Go through the material and tally the lines containing the string "Pembelajaran". Give the total alone.

> _Data for this task_:
begin

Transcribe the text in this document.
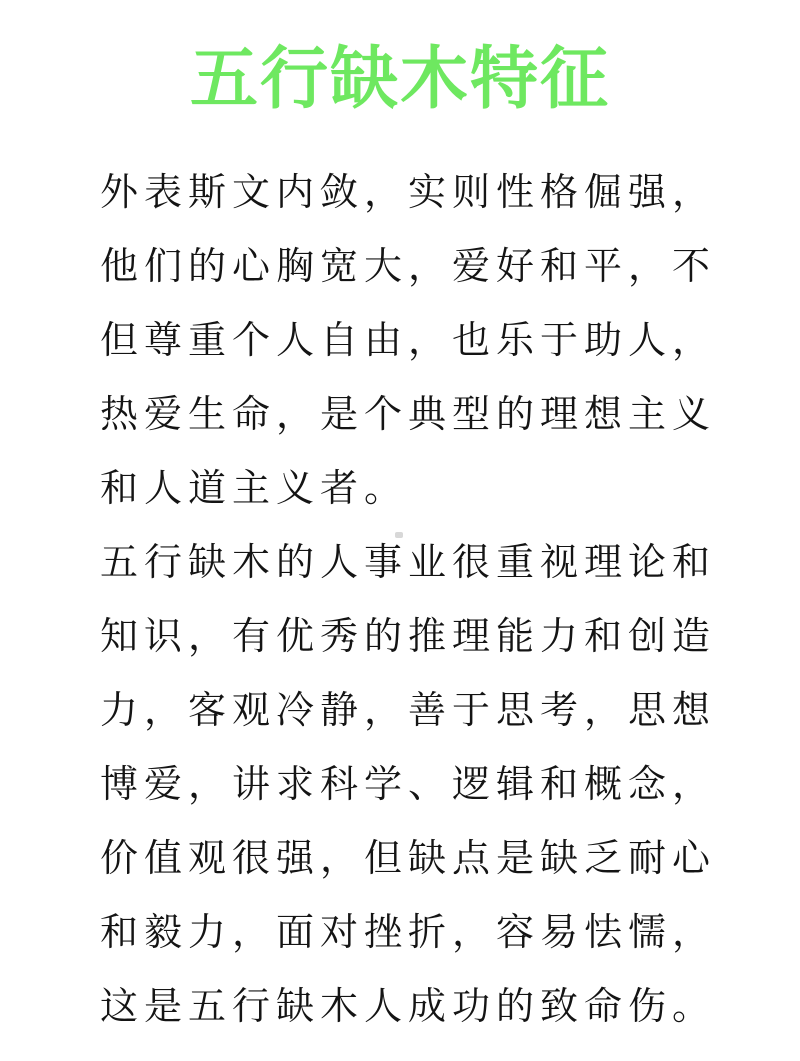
五行缺木特征
外表斯文内敛，实则性格倔强，
他们的心胸宽大，爱好和平，不
但尊重个人自由，也乐于助人，
热爱生命，是个典型的理想主义
和人道主义者。
五行缺木的人事业很重视理论和
知识，有优秀的推理能力和创造
力，客观冷静，善于思考，思想
博爱，讲求科学、逻辑和概念，
价值观很强，但缺点是缺乏耐心
和毅力，面对挫折，容易怯懦，
这是五行缺木人成功的致命伤。
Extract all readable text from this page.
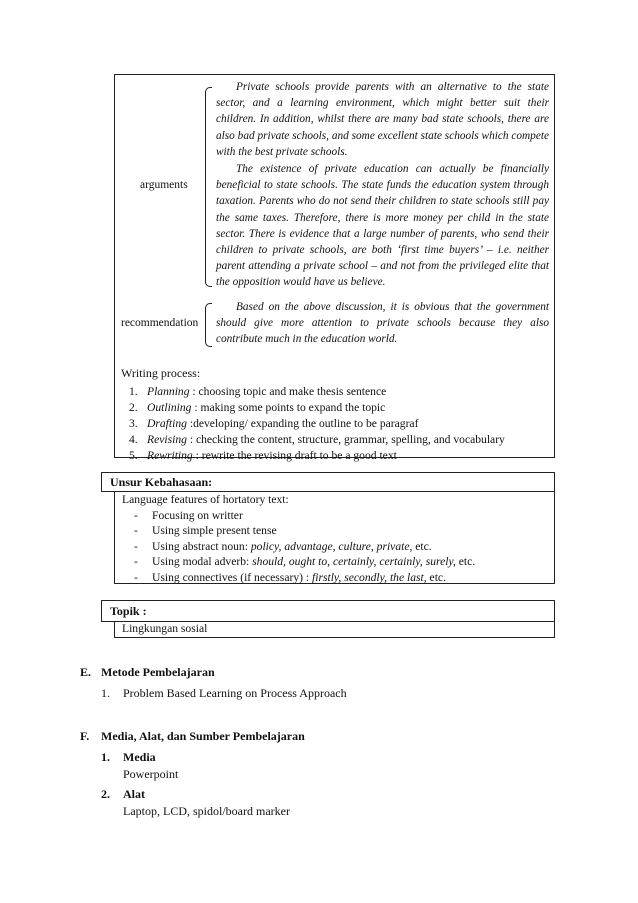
arguments
recommendation

Private schools provide parents with an alternative to the state sector, and a learning environment, which might better suit their children. In addition, whilst there are many bad state schools, there are also bad private schools, and some excellent state schools which compete with the best private schools.

The existence of private education can actually be financially beneficial to state schools. The state funds the education system through taxation. Parents who do not send their children to state schools still pay the same taxes. Therefore, there is more money per child in the state sector. There is evidence that a large number of parents, who send their children to private schools, are both ‘first time buyers’ – i.e. neither parent attending a private school – and not from the privileged elite that the opposition would have us believe.

Based on the above discussion, it is obvious that the government should give more attention to private schools because they also contribute much in the education world.

Writing process:
1. Planning : choosing topic and make thesis sentence
2. Outlining : making some points to expand the topic
3. Drafting :developing/ expanding the outline to be paragraf
4. Revising : checking the content, structure, grammar, spelling, and vocabulary
5. Rewriting : rewrite the revising draft to be a good text
Unsur Kebahasaan:
Language features of hortatory text:
- Focusing on writter
- Using simple present tense
- Using abstract noun: policy, advantage, culture, private, etc.
- Using modal adverb: should, ought to, certainly, certainly, surely, etc.
- Using connectives (if necessary) : firstly, secondly, the last, etc.
Topik :
Lingkungan sosial
E. Metode Pembelajaran
1. Problem Based Learning on Process Approach
F. Media, Alat, dan Sumber Pembelajaran
1. Media
Powerpoint
2. Alat
Laptop, LCD, spidol/board marker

end

> _Reply_: 2